DATASET EXCERPTS:

◇ ◇ ◇

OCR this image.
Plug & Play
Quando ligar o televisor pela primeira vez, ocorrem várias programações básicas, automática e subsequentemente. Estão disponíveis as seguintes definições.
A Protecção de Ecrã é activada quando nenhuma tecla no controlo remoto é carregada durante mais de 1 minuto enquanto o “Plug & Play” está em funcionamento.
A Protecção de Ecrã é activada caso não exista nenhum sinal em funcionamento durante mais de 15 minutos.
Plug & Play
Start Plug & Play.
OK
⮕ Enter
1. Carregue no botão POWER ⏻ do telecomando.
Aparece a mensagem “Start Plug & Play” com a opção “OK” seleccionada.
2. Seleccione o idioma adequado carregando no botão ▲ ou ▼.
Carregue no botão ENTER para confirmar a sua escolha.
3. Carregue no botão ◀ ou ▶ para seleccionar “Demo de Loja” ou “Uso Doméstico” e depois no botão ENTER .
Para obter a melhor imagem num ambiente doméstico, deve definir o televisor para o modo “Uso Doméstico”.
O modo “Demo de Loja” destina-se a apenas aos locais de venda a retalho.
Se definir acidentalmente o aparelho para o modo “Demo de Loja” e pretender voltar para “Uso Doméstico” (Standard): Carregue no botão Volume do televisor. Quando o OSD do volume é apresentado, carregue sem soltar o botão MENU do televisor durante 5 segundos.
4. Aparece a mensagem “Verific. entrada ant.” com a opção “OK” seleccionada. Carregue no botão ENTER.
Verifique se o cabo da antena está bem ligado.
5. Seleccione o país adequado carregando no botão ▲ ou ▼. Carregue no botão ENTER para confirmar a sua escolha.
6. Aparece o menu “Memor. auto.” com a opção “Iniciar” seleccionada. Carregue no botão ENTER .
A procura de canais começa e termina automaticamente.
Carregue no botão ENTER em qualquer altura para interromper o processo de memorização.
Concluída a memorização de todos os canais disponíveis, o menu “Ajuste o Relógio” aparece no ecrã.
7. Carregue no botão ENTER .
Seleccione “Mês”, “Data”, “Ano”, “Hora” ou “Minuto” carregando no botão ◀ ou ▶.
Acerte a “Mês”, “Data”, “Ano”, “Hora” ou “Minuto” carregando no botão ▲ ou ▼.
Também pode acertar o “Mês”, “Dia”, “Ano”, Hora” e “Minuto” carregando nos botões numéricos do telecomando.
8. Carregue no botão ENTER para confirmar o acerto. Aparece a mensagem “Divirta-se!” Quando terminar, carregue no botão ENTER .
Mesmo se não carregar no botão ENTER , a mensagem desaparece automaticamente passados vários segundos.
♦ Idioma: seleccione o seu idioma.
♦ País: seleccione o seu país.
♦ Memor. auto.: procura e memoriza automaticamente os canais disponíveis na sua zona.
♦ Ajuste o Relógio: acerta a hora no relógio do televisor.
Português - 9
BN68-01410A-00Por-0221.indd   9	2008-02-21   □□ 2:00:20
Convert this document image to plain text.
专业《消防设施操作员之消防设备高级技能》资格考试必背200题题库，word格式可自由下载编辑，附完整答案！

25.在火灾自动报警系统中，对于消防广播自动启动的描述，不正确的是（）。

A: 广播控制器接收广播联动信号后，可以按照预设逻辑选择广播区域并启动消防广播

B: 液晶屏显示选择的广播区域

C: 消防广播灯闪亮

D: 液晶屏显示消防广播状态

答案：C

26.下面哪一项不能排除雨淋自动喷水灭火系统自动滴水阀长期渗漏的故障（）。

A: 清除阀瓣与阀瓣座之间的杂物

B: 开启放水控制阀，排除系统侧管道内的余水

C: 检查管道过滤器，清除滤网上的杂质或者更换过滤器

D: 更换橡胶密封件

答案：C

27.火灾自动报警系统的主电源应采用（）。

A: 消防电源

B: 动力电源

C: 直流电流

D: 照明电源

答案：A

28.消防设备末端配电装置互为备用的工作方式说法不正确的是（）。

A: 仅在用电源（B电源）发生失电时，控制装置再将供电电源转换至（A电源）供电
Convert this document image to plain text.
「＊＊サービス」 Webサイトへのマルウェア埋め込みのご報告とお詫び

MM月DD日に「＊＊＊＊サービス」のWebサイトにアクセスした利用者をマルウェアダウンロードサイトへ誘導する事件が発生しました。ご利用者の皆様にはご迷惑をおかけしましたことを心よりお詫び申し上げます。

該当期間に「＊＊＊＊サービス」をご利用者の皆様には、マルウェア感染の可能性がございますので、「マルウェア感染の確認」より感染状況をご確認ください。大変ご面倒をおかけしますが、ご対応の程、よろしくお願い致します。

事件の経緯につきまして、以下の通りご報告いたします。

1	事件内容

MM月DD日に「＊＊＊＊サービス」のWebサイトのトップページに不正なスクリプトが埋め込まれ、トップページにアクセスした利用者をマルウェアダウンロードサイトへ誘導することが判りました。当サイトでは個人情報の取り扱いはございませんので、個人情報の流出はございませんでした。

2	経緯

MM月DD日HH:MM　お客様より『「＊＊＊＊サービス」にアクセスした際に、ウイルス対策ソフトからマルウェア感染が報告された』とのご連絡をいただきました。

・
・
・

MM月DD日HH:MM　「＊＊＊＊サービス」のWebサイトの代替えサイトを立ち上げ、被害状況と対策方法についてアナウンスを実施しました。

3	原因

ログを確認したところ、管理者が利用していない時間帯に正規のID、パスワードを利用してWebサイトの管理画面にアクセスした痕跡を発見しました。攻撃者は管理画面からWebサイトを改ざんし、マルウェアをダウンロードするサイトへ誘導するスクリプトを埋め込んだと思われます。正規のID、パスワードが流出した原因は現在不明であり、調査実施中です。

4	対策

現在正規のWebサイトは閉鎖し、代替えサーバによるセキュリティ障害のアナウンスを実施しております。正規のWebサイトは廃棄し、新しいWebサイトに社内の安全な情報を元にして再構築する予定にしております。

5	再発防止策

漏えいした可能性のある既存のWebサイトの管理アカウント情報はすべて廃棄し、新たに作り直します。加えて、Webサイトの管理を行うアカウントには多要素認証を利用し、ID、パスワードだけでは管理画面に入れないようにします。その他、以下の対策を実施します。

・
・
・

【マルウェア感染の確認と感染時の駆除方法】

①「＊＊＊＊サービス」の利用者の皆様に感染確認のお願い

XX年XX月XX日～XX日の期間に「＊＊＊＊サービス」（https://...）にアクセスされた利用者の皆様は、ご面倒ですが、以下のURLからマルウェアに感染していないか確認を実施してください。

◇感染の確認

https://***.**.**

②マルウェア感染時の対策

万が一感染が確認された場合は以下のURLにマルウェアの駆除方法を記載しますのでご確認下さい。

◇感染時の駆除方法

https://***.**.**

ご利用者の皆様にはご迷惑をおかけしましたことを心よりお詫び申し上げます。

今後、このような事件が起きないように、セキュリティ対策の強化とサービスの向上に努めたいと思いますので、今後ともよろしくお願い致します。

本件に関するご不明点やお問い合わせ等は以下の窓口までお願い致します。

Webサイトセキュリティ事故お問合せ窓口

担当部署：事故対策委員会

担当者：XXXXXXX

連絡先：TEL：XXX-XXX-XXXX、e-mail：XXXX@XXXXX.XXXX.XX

◇ ◇ ◇

TASK GOAL: Return all of the data word for word.

ANSWER IN FULL:
OCR this image.
Plug & Play
Quando ligar o televisor pela primeira vez, ocorrem várias programações básicas, automática e subsequentemente. Estão disponíveis as seguintes definições.
A Protecção de Ecrã é activada quando nenhuma tecla no controlo remoto é carregada durante mais de 1 minuto enquanto o “Plug & Play” está em funcionamento.
A Protecção de Ecrã é activada caso não exista nenhum sinal em funcionamento durante mais de 15 minutos.
Plug & Play
Start Plug & Play.
OK
⮕ Enter
1. Carregue no botão POWER ⏻ do telecomando.
Aparece a mensagem “Start Plug & Play” com a opção “OK” seleccionada.
2. Seleccione o idioma adequado carregando no botão ▲ ou ▼.
Carregue no botão ENTER para confirmar a sua escolha.
3. Carregue no botão ◀ ou ▶ para seleccionar “Demo de Loja” ou “Uso Doméstico” e depois no botão ENTER .
Para obter a melhor imagem num ambiente doméstico, deve definir o televisor para o modo “Uso Doméstico”.
O modo “Demo de Loja” destina-se a apenas aos locais de venda a retalho.
Se definir acidentalmente o aparelho para o modo “Demo de Loja” e pretender voltar para “Uso Doméstico” (Standard): Carregue no botão Volume do televisor. Quando o OSD do volume é apresentado, carregue sem soltar o botão MENU do televisor durante 5 segundos.
4. Aparece a mensagem “Verific. entrada ant.” com a opção “OK” seleccionada. Carregue no botão ENTER.
Verifique se o cabo da antena está bem ligado.
5. Seleccione o país adequado carregando no botão ▲ ou ▼. Carregue no botão ENTER para confirmar a sua escolha.
6. Aparece o menu “Memor. auto.” com a opção “Iniciar” seleccionada. Carregue no botão ENTER .
A procura de canais começa e termina automaticamente.
Carregue no botão ENTER em qualquer altura para interromper o processo de memorização.
Concluída a memorização de todos os canais disponíveis, o menu “Ajuste o Relógio” aparece no ecrã.
7. Carregue no botão ENTER .
Seleccione “Mês”, “Data”, “Ano”, “Hora” ou “Minuto” carregando no botão ◀ ou ▶.
Acerte a “Mês”, “Data”, “Ano”, “Hora” ou “Minuto” carregando no botão ▲ ou ▼.
Também pode acertar o “Mês”, “Dia”, “Ano”, Hora” e “Minuto” carregando nos botões numéricos do telecomando.
8. Carregue no botão ENTER para confirmar o acerto. Aparece a mensagem “Divirta-se!” Quando terminar, carregue no botão ENTER .
Mesmo se não carregar no botão ENTER , a mensagem desaparece automaticamente passados vários segundos.
♦ Idioma: seleccione o seu idioma.
♦ País: seleccione o seu país.
♦ Memor. auto.: procura e memoriza automaticamente os canais disponíveis na sua zona.
♦ Ajuste o Relógio: acerta a hora no relógio do televisor.
Português - 9
BN68-01410A-00Por-0221.indd   9	2008-02-21   □□ 2:00:20
Convert this document image to plain text.
专业《消防设施操作员之消防设备高级技能》资格考试必背200题题库，word格式可自由下载编辑，附完整答案！

25.在火灾自动报警系统中，对于消防广播自动启动的描述，不正确的是（）。

A: 广播控制器接收广播联动信号后，可以按照预设逻辑选择广播区域并启动消防广播

B: 液晶屏显示选择的广播区域

C: 消防广播灯闪亮

D: 液晶屏显示消防广播状态

答案：C

26.下面哪一项不能排除雨淋自动喷水灭火系统自动滴水阀长期渗漏的故障（）。

A: 清除阀瓣与阀瓣座之间的杂物

B: 开启放水控制阀，排除系统侧管道内的余水

C: 检查管道过滤器，清除滤网上的杂质或者更换过滤器

D: 更换橡胶密封件

答案：C

27.火灾自动报警系统的主电源应采用（）。

A: 消防电源

B: 动力电源

C: 直流电流

D: 照明电源

答案：A

28.消防设备末端配电装置互为备用的工作方式说法不正确的是（）。

A: 仅在用电源（B电源）发生失电时，控制装置再将供电电源转换至（A电源）供电
Convert this document image to plain text.
「＊＊サービス」 Webサイトへのマルウェア埋め込みのご報告とお詫び

MM月DD日に「＊＊＊＊サービス」のWebサイトにアクセスした利用者をマルウェアダウンロードサイトへ誘導する事件が発生しました。ご利用者の皆様にはご迷惑をおかけしましたことを心よりお詫び申し上げます。

該当期間に「＊＊＊＊サービス」をご利用者の皆様には、マルウェア感染の可能性がございますので、「マルウェア感染の確認」より感染状況をご確認ください。大変ご面倒をおかけしますが、ご対応の程、よろしくお願い致します。

事件の経緯につきまして、以下の通りご報告いたします。

1	事件内容

MM月DD日に「＊＊＊＊サービス」のWebサイトのトップページに不正なスクリプトが埋め込まれ、トップページにアクセスした利用者をマルウェアダウンロードサイトへ誘導することが判りました。当サイトでは個人情報の取り扱いはございませんので、個人情報の流出はございませんでした。

2	経緯

MM月DD日HH:MM　お客様より『「＊＊＊＊サービス」にアクセスした際に、ウイルス対策ソフトからマルウェア感染が報告された』とのご連絡をいただきました。

・
・
・

MM月DD日HH:MM　「＊＊＊＊サービス」のWebサイトの代替えサイトを立ち上げ、被害状況と対策方法についてアナウンスを実施しました。

3	原因

ログを確認したところ、管理者が利用していない時間帯に正規のID、パスワードを利用してWebサイトの管理画面にアクセスした痕跡を発見しました。攻撃者は管理画面からWebサイトを改ざんし、マルウェアをダウンロードするサイトへ誘導するスクリプトを埋め込んだと思われます。正規のID、パスワードが流出した原因は現在不明であり、調査実施中です。

4	対策

現在正規のWebサイトは閉鎖し、代替えサーバによるセキュリティ障害のアナウンスを実施しております。正規のWebサイトは廃棄し、新しいWebサイトに社内の安全な情報を元にして再構築する予定にしております。

5	再発防止策

漏えいした可能性のある既存のWebサイトの管理アカウント情報はすべて廃棄し、新たに作り直します。加えて、Webサイトの管理を行うアカウントには多要素認証を利用し、ID、パスワードだけでは管理画面に入れないようにします。その他、以下の対策を実施します。

・
・
・

【マルウェア感染の確認と感染時の駆除方法】

①「＊＊＊＊サービス」の利用者の皆様に感染確認のお願い

XX年XX月XX日～XX日の期間に「＊＊＊＊サービス」（https://...）にアクセスされた利用者の皆様は、ご面倒ですが、以下のURLからマルウェアに感染していないか確認を実施してください。

◇感染の確認

https://***.**.**

②マルウェア感染時の対策

万が一感染が確認された場合は以下のURLにマルウェアの駆除方法を記載しますのでご確認下さい。

◇感染時の駆除方法

https://***.**.**

ご利用者の皆様にはご迷惑をおかけしましたことを心よりお詫び申し上げます。

今後、このような事件が起きないように、セキュリティ対策の強化とサービスの向上に努めたいと思いますので、今後ともよろしくお願い致します。

本件に関するご不明点やお問い合わせ等は以下の窓口までお願い致します。

Webサイトセキュリティ事故お問合せ窓口

担当部署：事故対策委員会

担当者：XXXXXXX

連絡先：TEL：XXX-XXX-XXXX、e-mail：XXXX@XXXXX.XXXX.XX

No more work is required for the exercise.